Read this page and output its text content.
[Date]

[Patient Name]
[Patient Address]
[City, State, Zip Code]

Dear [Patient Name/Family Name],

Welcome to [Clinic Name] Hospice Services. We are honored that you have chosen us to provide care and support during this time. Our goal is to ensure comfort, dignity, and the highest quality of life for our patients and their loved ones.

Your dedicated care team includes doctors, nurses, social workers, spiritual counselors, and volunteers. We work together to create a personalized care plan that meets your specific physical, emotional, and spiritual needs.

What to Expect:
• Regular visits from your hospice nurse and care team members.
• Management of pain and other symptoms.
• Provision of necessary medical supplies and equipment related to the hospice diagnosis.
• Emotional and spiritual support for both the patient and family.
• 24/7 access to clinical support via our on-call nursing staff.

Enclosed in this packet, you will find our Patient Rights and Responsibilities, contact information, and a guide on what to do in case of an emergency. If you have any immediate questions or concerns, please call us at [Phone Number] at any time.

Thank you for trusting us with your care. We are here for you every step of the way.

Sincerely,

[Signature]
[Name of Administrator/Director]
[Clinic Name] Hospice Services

Task to complete: What this task asks for is an exact copy of the material above.

Completed exercise:
Read this page and output its text content.
[Date]

[Patient Name]
[Patient Address]
[City, State, Zip Code]

Dear [Patient Name/Family Name],

Welcome to [Clinic Name] Hospice Services. We are honored that you have chosen us to provide care and support during this time. Our goal is to ensure comfort, dignity, and the highest quality of life for our patients and their loved ones.

Your dedicated care team includes doctors, nurses, social workers, spiritual counselors, and volunteers. We work together to create a personalized care plan that meets your specific physical, emotional, and spiritual needs.

What to Expect:
• Regular visits from your hospice nurse and care team members.
• Management of pain and other symptoms.
• Provision of necessary medical supplies and equipment related to the hospice diagnosis.
• Emotional and spiritual support for both the patient and family.
• 24/7 access to clinical support via our on-call nursing staff.

Enclosed in this packet, you will find our Patient Rights and Responsibilities, contact information, and a guide on what to do in case of an emergency. If you have any immediate questions or concerns, please call us at [Phone Number] at any time.

Thank you for trusting us with your care. We are here for you every step of the way.

Sincerely,

[Signature]
[Name of Administrator/Director]
[Clinic Name] Hospice Services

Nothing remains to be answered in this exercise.